Task instructions —
Without including any images, reproduce each entry exactly.

Dataset content —
= = =

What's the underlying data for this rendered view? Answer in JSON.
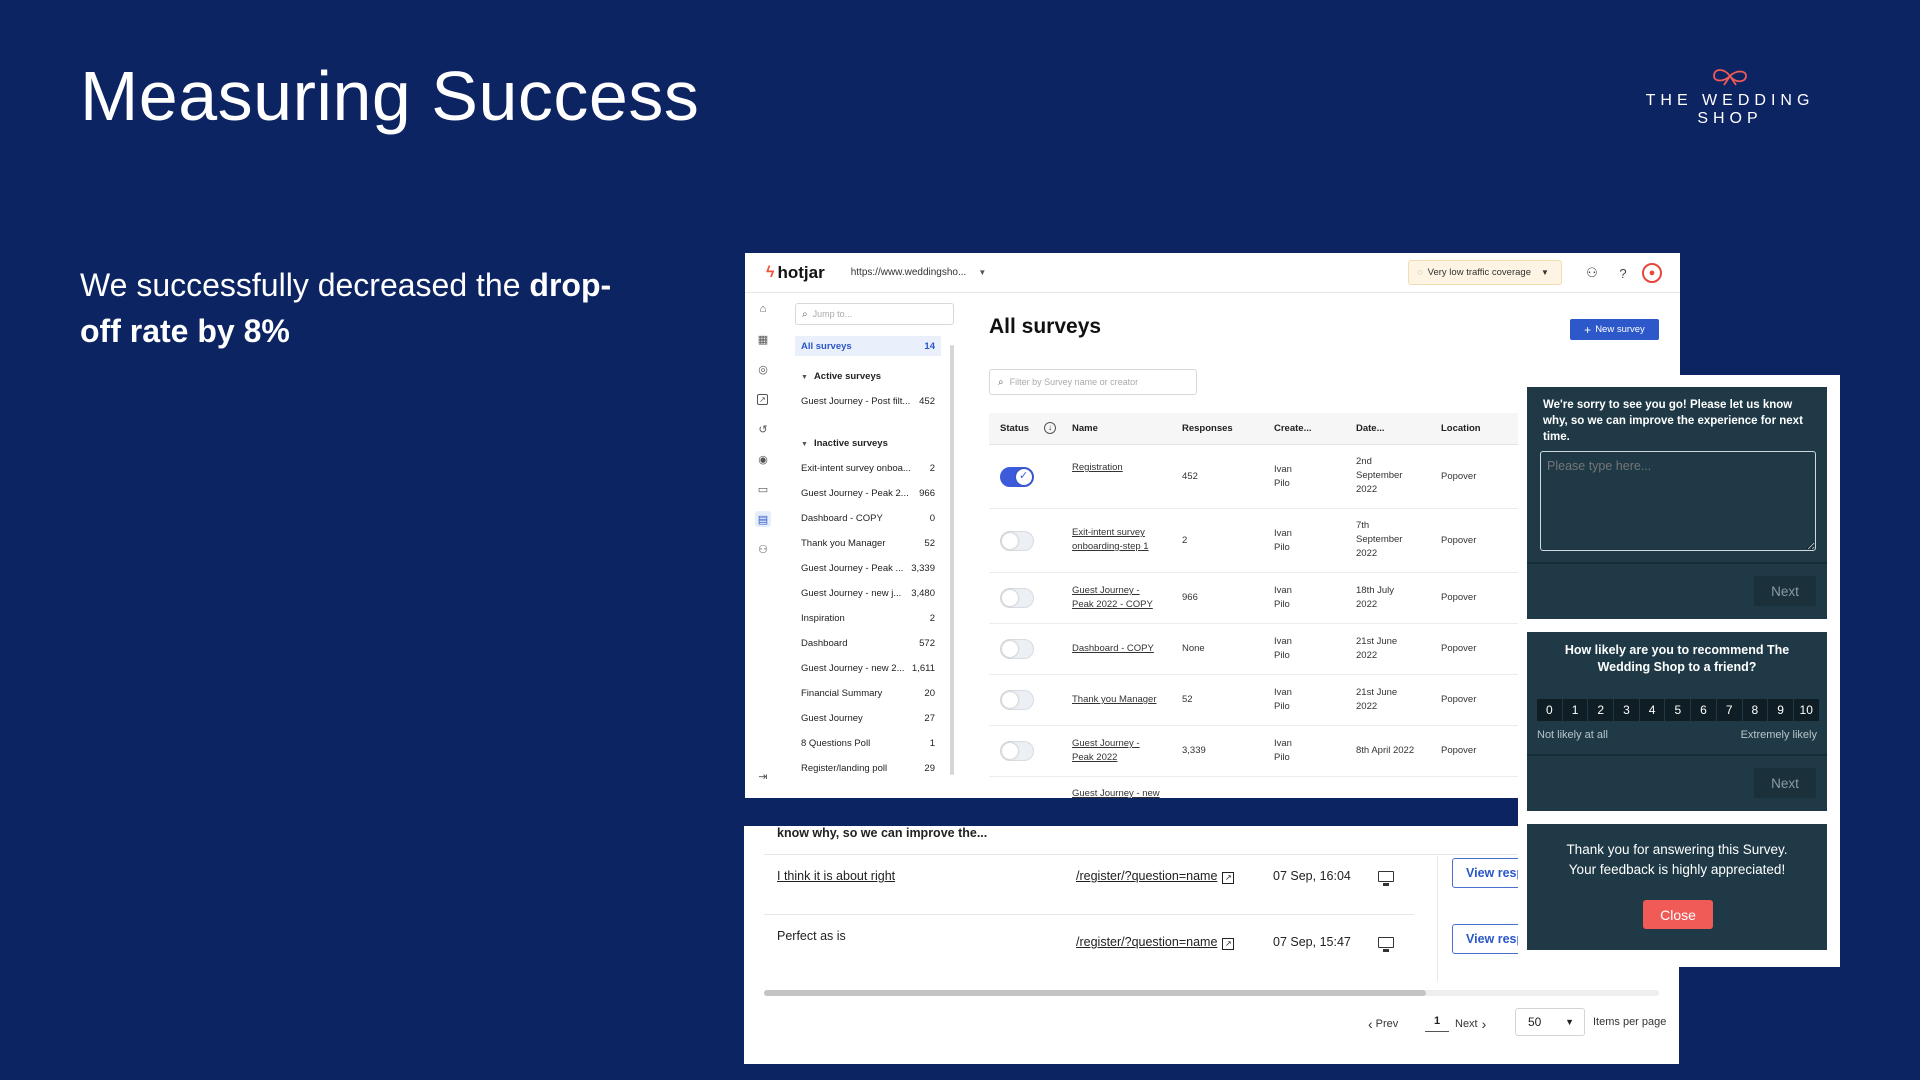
{
  "slide": {
    "title": "Measuring Success",
    "subtitle_plain": "We successfully decreased the ",
    "subtitle_bold": "drop-off rate by 8%",
    "brand_name": "THE WEDDING SHOP",
    "brand_color": "#f05a57"
  },
  "hotjar": {
    "logo": "hotjar",
    "url": "https://www.weddingsho...",
    "traffic": "Very low traffic coverage",
    "jump_placeholder": "Jump to...",
    "page_title": "All surveys",
    "new_survey": "New survey",
    "filter_placeholder": "Filter by Survey name or creator",
    "sidebar": {
      "all": {
        "label": "All surveys",
        "count": "14"
      },
      "active_head": "Active surveys",
      "active": [
        {
          "label": "Guest Journey - Post filt...",
          "count": "452"
        }
      ],
      "inactive_head": "Inactive surveys",
      "inactive": [
        {
          "label": "Exit-intent survey onboa...",
          "count": "2"
        },
        {
          "label": "Guest Journey - Peak 2...",
          "count": "966"
        },
        {
          "label": "Dashboard - COPY",
          "count": "0"
        },
        {
          "label": "Thank you Manager",
          "count": "52"
        },
        {
          "label": "Guest Journey - Peak ...",
          "count": "3,339"
        },
        {
          "label": "Guest Journey - new j...",
          "count": "3,480"
        },
        {
          "label": "Inspiration",
          "count": "2"
        },
        {
          "label": "Dashboard",
          "count": "572"
        },
        {
          "label": "Guest Journey - new 2...",
          "count": "1,611"
        },
        {
          "label": "Financial Summary",
          "count": "20"
        },
        {
          "label": "Guest Journey",
          "count": "27"
        },
        {
          "label": "8 Questions Poll",
          "count": "1"
        },
        {
          "label": "Register/landing poll",
          "count": "29"
        }
      ]
    },
    "columns": [
      "Status",
      "Name",
      "Responses",
      "Create...",
      "Date...",
      "Location"
    ],
    "rows": [
      {
        "on": true,
        "name1": "Registration",
        "name2": "",
        "responses": "452",
        "creator1": "Ivan",
        "creator2": "Pilo",
        "date1": "2nd",
        "date2": "September",
        "date3": "2022",
        "location": "Popover"
      },
      {
        "on": false,
        "name1": "Exit-intent survey",
        "name2": "onboarding-step 1",
        "responses": "2",
        "creator1": "Ivan",
        "creator2": "Pilo",
        "date1": "7th",
        "date2": "September",
        "date3": "2022",
        "location": "Popover"
      },
      {
        "on": false,
        "name1": "Guest Journey -",
        "name2": "Peak 2022 - COPY",
        "responses": "966",
        "creator1": "Ivan",
        "creator2": "Pilo",
        "date1": "18th July",
        "date2": "2022",
        "date3": "",
        "location": "Popover"
      },
      {
        "on": false,
        "name1": "Dashboard - COPY",
        "name2": "",
        "responses": "None",
        "creator1": "Ivan",
        "creator2": "Pilo",
        "date1": "21st June",
        "date2": "2022",
        "date3": "",
        "location": "Popover"
      },
      {
        "on": false,
        "name1": "Thank you Manager",
        "name2": "",
        "responses": "52",
        "creator1": "Ivan",
        "creator2": "Pilo",
        "date1": "21st June",
        "date2": "2022",
        "date3": "",
        "location": "Popover"
      },
      {
        "on": false,
        "name1": "Guest Journey -",
        "name2": "Peak 2022",
        "responses": "3,339",
        "creator1": "Ivan",
        "creator2": "Pilo",
        "date1": "8th April 2022",
        "date2": "",
        "date3": "",
        "location": "Popover"
      },
      {
        "on": false,
        "name1": "Guest Journey - new",
        "name2": "",
        "responses": "",
        "creator1": "",
        "creator2": "",
        "date1": "",
        "date2": "",
        "date3": "",
        "location": ""
      }
    ]
  },
  "responses": {
    "question": "know why, so we can improve the...",
    "rows": [
      {
        "answer": "I think it is about right",
        "url": "/register/?question=name",
        "date": "07 Sep, 16:04",
        "view": "View responses"
      },
      {
        "answer": "Perfect as is",
        "url": "/register/?question=name",
        "date": "07 Sep, 15:47",
        "view": "View responses"
      }
    ],
    "prev": "Prev",
    "page": "1",
    "next": "Next",
    "per_page": "50",
    "per_page_label": "Items per page"
  },
  "popovers": {
    "exit": {
      "message": "We're sorry to see you go! Please let us know why, so we can improve the experience for next time.",
      "placeholder": "Please type here...",
      "next": "Next"
    },
    "nps": {
      "question": "How likely are you to recommend The Wedding Shop to a friend?",
      "scale": [
        "0",
        "1",
        "2",
        "3",
        "4",
        "5",
        "6",
        "7",
        "8",
        "9",
        "10"
      ],
      "low": "Not likely at all",
      "high": "Extremely likely",
      "next": "Next"
    },
    "thanks": {
      "message1": "Thank you for answering this Survey.",
      "message2": "Your feedback is highly appreciated!",
      "close": "Close"
    }
  }
}
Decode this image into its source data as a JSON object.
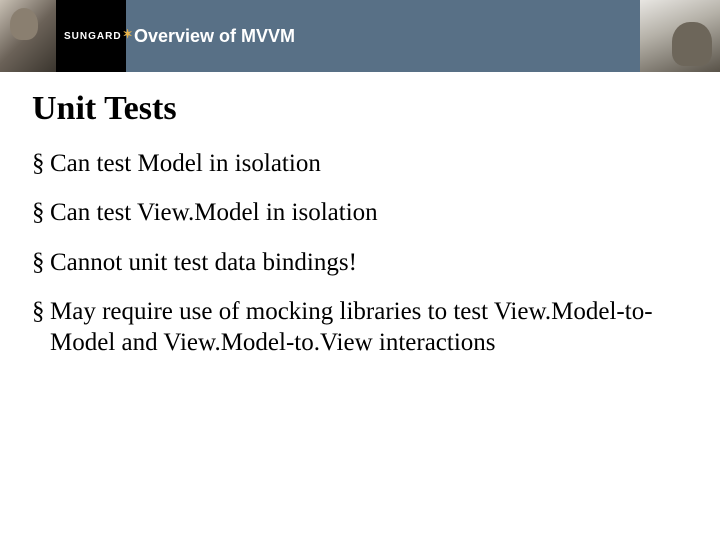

= = =

Written response —
What's the underlying data for this rendered view? Answer in JSON.
{
  "slide": {
    "title": "Measuring Success",
    "subtitle_plain": "We successfully decreased the ",
    "subtitle_bold": "drop-off rate by 8%",
    "brand_name": "THE WEDDING SHOP",
    "brand_color": "#f05a57"
  },
  "hotjar": {
    "logo": "hotjar",
    "url": "https://www.weddingsho...",
    "traffic": "Very low traffic coverage",
    "jump_placeholder": "Jump to...",
    "page_title": "All surveys",
    "new_survey": "New survey",
    "filter_placeholder": "Filter by Survey name or creator",
    "sidebar": {
      "all": {
        "label": "All surveys",
        "count": "14"
      },
      "active_head": "Active surveys",
      "active": [
        {
          "label": "Guest Journey - Post filt...",
          "count": "452"
        }
      ],
      "inactive_head": "Inactive surveys",
      "inactive": [
        {
          "label": "Exit-intent survey onboa...",
          "count": "2"
        },
        {
          "label": "Guest Journey - Peak 2...",
          "count": "966"
        },
        {
          "label": "Dashboard - COPY",
          "count": "0"
        },
        {
          "label": "Thank you Manager",
          "count": "52"
        },
        {
          "label": "Guest Journey - Peak ...",
          "count": "3,339"
        },
        {
          "label": "Guest Journey - new j...",
          "count": "3,480"
        },
        {
          "label": "Inspiration",
          "count": "2"
        },
        {
          "label": "Dashboard",
          "count": "572"
        },
        {
          "label": "Guest Journey - new 2...",
          "count": "1,611"
        },
        {
          "label": "Financial Summary",
          "count": "20"
        },
        {
          "label": "Guest Journey",
          "count": "27"
        },
        {
          "label": "8 Questions Poll",
          "count": "1"
        },
        {
          "label": "Register/landing poll",
          "count": "29"
        }
      ]
    },
    "columns": [
      "Status",
      "Name",
      "Responses",
      "Create...",
      "Date...",
      "Location"
    ],
    "rows": [
      {
        "on": true,
        "name1": "Registration",
        "name2": "",
        "responses": "452",
        "creator1": "Ivan",
        "creator2": "Pilo",
        "date1": "2nd",
        "date2": "September",
        "date3": "2022",
        "location": "Popover"
      },
      {
        "on": false,
        "name1": "Exit-intent survey",
        "name2": "onboarding-step 1",
        "responses": "2",
        "creator1": "Ivan",
        "creator2": "Pilo",
        "date1": "7th",
        "date2": "September",
        "date3": "2022",
        "location": "Popover"
      },
      {
        "on": false,
        "name1": "Guest Journey -",
        "name2": "Peak 2022 - COPY",
        "responses": "966",
        "creator1": "Ivan",
        "creator2": "Pilo",
        "date1": "18th July",
        "date2": "2022",
        "date3": "",
        "location": "Popover"
      },
      {
        "on": false,
        "name1": "Dashboard - COPY",
        "name2": "",
        "responses": "None",
        "creator1": "Ivan",
        "creator2": "Pilo",
        "date1": "21st June",
        "date2": "2022",
        "date3": "",
        "location": "Popover"
      },
      {
        "on": false,
        "name1": "Thank you Manager",
        "name2": "",
        "responses": "52",
        "creator1": "Ivan",
        "creator2": "Pilo",
        "date1": "21st June",
        "date2": "2022",
        "date3": "",
        "location": "Popover"
      },
      {
        "on": false,
        "name1": "Guest Journey -",
        "name2": "Peak 2022",
        "responses": "3,339",
        "creator1": "Ivan",
        "creator2": "Pilo",
        "date1": "8th April 2022",
        "date2": "",
        "date3": "",
        "location": "Popover"
      },
      {
        "on": false,
        "name1": "Guest Journey - new",
        "name2": "",
        "responses": "",
        "creator1": "",
        "creator2": "",
        "date1": "",
        "date2": "",
        "date3": "",
        "location": ""
      }
    ]
  },
  "responses": {
    "question": "know why, so we can improve the...",
    "rows": [
      {
        "answer": "I think it is about right",
        "url": "/register/?question=name",
        "date": "07 Sep, 16:04",
        "view": "View responses"
      },
      {
        "answer": "Perfect as is",
        "url": "/register/?question=name",
        "date": "07 Sep, 15:47",
        "view": "View responses"
      }
    ],
    "prev": "Prev",
    "page": "1",
    "next": "Next",
    "per_page": "50",
    "per_page_label": "Items per page"
  },
  "popovers": {
    "exit": {
      "message": "We're sorry to see you go! Please let us know why, so we can improve the experience for next time.",
      "placeholder": "Please type here...",
      "next": "Next"
    },
    "nps": {
      "question": "How likely are you to recommend The Wedding Shop to a friend?",
      "scale": [
        "0",
        "1",
        "2",
        "3",
        "4",
        "5",
        "6",
        "7",
        "8",
        "9",
        "10"
      ],
      "low": "Not likely at all",
      "high": "Extremely likely",
      "next": "Next"
    },
    "thanks": {
      "message1": "Thank you for answering this Survey.",
      "message2": "Your feedback is highly appreciated!",
      "close": "Close"
    }
  }
}
Decode this image into its source data as a JSON object.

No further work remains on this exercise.